⟨

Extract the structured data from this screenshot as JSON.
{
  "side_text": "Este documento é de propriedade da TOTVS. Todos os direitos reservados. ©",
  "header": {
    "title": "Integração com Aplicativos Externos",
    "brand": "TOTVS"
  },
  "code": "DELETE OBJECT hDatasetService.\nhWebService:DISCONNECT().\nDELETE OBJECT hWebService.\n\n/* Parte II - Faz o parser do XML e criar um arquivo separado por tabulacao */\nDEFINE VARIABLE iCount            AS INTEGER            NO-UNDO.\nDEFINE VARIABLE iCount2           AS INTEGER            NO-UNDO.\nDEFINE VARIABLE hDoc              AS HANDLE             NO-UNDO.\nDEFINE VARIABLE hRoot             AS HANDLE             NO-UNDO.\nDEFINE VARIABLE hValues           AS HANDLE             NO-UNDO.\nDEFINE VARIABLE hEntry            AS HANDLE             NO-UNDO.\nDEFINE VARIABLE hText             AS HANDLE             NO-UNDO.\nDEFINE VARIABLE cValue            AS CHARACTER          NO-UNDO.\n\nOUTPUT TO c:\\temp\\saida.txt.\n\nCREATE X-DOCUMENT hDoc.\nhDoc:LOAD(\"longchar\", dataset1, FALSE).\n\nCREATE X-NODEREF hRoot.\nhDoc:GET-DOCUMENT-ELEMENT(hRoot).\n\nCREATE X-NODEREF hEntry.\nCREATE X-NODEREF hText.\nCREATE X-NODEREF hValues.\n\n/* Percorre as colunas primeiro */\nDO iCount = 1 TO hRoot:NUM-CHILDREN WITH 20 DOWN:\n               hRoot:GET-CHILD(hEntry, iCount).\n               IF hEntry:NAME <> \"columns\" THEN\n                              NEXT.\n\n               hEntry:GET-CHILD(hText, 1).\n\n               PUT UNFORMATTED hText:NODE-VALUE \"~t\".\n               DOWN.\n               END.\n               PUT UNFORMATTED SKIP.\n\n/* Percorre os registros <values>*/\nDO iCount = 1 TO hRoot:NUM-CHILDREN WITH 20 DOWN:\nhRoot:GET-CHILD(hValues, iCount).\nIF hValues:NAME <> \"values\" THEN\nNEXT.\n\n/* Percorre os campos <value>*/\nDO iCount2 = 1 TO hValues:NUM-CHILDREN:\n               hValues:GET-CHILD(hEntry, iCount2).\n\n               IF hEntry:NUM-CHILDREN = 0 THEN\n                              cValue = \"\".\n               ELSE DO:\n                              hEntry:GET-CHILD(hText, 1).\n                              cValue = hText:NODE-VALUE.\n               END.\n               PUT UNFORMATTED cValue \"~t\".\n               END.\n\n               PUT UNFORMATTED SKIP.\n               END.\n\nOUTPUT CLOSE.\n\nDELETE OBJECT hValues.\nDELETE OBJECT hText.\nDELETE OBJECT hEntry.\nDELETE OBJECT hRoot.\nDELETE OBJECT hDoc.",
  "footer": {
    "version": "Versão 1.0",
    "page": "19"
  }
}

⟩

■ Required task: Please reproduce all of the entries exactly as they stand.

■ Solution for this exercise:
Extract the structured data from this screenshot as JSON.
{
  "side_text": "Este documento é de propriedade da TOTVS. Todos os direitos reservados. ©",
  "header": {
    "title": "Integração com Aplicativos Externos",
    "brand": "TOTVS"
  },
  "code": "DELETE OBJECT hDatasetService.\nhWebService:DISCONNECT().\nDELETE OBJECT hWebService.\n\n/* Parte II - Faz o parser do XML e criar um arquivo separado por tabulacao */\nDEFINE VARIABLE iCount            AS INTEGER            NO-UNDO.\nDEFINE VARIABLE iCount2           AS INTEGER            NO-UNDO.\nDEFINE VARIABLE hDoc              AS HANDLE             NO-UNDO.\nDEFINE VARIABLE hRoot             AS HANDLE             NO-UNDO.\nDEFINE VARIABLE hValues           AS HANDLE             NO-UNDO.\nDEFINE VARIABLE hEntry            AS HANDLE             NO-UNDO.\nDEFINE VARIABLE hText             AS HANDLE             NO-UNDO.\nDEFINE VARIABLE cValue            AS CHARACTER          NO-UNDO.\n\nOUTPUT TO c:\\temp\\saida.txt.\n\nCREATE X-DOCUMENT hDoc.\nhDoc:LOAD(\"longchar\", dataset1, FALSE).\n\nCREATE X-NODEREF hRoot.\nhDoc:GET-DOCUMENT-ELEMENT(hRoot).\n\nCREATE X-NODEREF hEntry.\nCREATE X-NODEREF hText.\nCREATE X-NODEREF hValues.\n\n/* Percorre as colunas primeiro */\nDO iCount = 1 TO hRoot:NUM-CHILDREN WITH 20 DOWN:\n               hRoot:GET-CHILD(hEntry, iCount).\n               IF hEntry:NAME <> \"columns\" THEN\n                              NEXT.\n\n               hEntry:GET-CHILD(hText, 1).\n\n               PUT UNFORMATTED hText:NODE-VALUE \"~t\".\n               DOWN.\n               END.\n               PUT UNFORMATTED SKIP.\n\n/* Percorre os registros <values>*/\nDO iCount = 1 TO hRoot:NUM-CHILDREN WITH 20 DOWN:\nhRoot:GET-CHILD(hValues, iCount).\nIF hValues:NAME <> \"values\" THEN\nNEXT.\n\n/* Percorre os campos <value>*/\nDO iCount2 = 1 TO hValues:NUM-CHILDREN:\n               hValues:GET-CHILD(hEntry, iCount2).\n\n               IF hEntry:NUM-CHILDREN = 0 THEN\n                              cValue = \"\".\n               ELSE DO:\n                              hEntry:GET-CHILD(hText, 1).\n                              cValue = hText:NODE-VALUE.\n               END.\n               PUT UNFORMATTED cValue \"~t\".\n               END.\n\n               PUT UNFORMATTED SKIP.\n               END.\n\nOUTPUT CLOSE.\n\nDELETE OBJECT hValues.\nDELETE OBJECT hText.\nDELETE OBJECT hEntry.\nDELETE OBJECT hRoot.\nDELETE OBJECT hDoc.",
  "footer": {
    "version": "Versão 1.0",
    "page": "19"
  }
}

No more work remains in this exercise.